Could the lines from the one with "Read out every word on this page." through the end of the listing be restated exactly, with nothing else included?

Stored entries
####################

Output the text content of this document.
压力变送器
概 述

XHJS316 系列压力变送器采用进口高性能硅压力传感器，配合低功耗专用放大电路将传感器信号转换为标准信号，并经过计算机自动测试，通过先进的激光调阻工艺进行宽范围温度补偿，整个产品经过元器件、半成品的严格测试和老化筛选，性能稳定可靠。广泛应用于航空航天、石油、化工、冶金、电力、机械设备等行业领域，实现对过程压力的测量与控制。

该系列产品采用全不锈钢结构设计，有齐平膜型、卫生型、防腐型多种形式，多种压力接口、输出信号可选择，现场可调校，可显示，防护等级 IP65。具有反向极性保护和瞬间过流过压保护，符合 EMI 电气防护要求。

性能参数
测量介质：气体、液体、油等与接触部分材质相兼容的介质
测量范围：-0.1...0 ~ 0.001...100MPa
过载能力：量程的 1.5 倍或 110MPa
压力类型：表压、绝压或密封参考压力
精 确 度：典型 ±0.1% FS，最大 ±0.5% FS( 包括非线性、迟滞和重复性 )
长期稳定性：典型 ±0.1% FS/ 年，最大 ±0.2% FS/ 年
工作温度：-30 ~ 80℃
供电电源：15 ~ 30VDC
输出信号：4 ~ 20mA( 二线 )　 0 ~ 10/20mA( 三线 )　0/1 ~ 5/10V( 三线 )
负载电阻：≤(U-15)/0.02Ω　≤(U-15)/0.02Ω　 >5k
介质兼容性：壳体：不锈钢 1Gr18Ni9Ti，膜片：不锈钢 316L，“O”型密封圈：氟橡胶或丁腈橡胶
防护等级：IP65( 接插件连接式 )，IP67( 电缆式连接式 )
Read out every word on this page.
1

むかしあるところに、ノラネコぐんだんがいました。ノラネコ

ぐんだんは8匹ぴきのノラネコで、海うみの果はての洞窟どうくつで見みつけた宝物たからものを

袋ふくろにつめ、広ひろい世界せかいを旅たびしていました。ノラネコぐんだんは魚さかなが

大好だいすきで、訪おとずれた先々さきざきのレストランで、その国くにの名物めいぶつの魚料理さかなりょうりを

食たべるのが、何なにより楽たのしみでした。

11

####################

_SOLUTION TO THE EXERCISE_.
Read out every word on this page.
1

むかしあるところに、ノラネコぐんだんがいました。ノラネコ

ぐんだんは8匹ぴきのノラネコで、海うみの果はての洞窟どうくつで見みつけた宝物たからものを

袋ふくろにつめ、広ひろい世界せかいを旅たびしていました。ノラネコぐんだんは魚さかなが

大好だいすきで、訪おとずれた先々さきざきのレストランで、その国くにの名物めいぶつの魚料理さかなりょうりを

食たべるのが、何なにより楽たのしみでした。

11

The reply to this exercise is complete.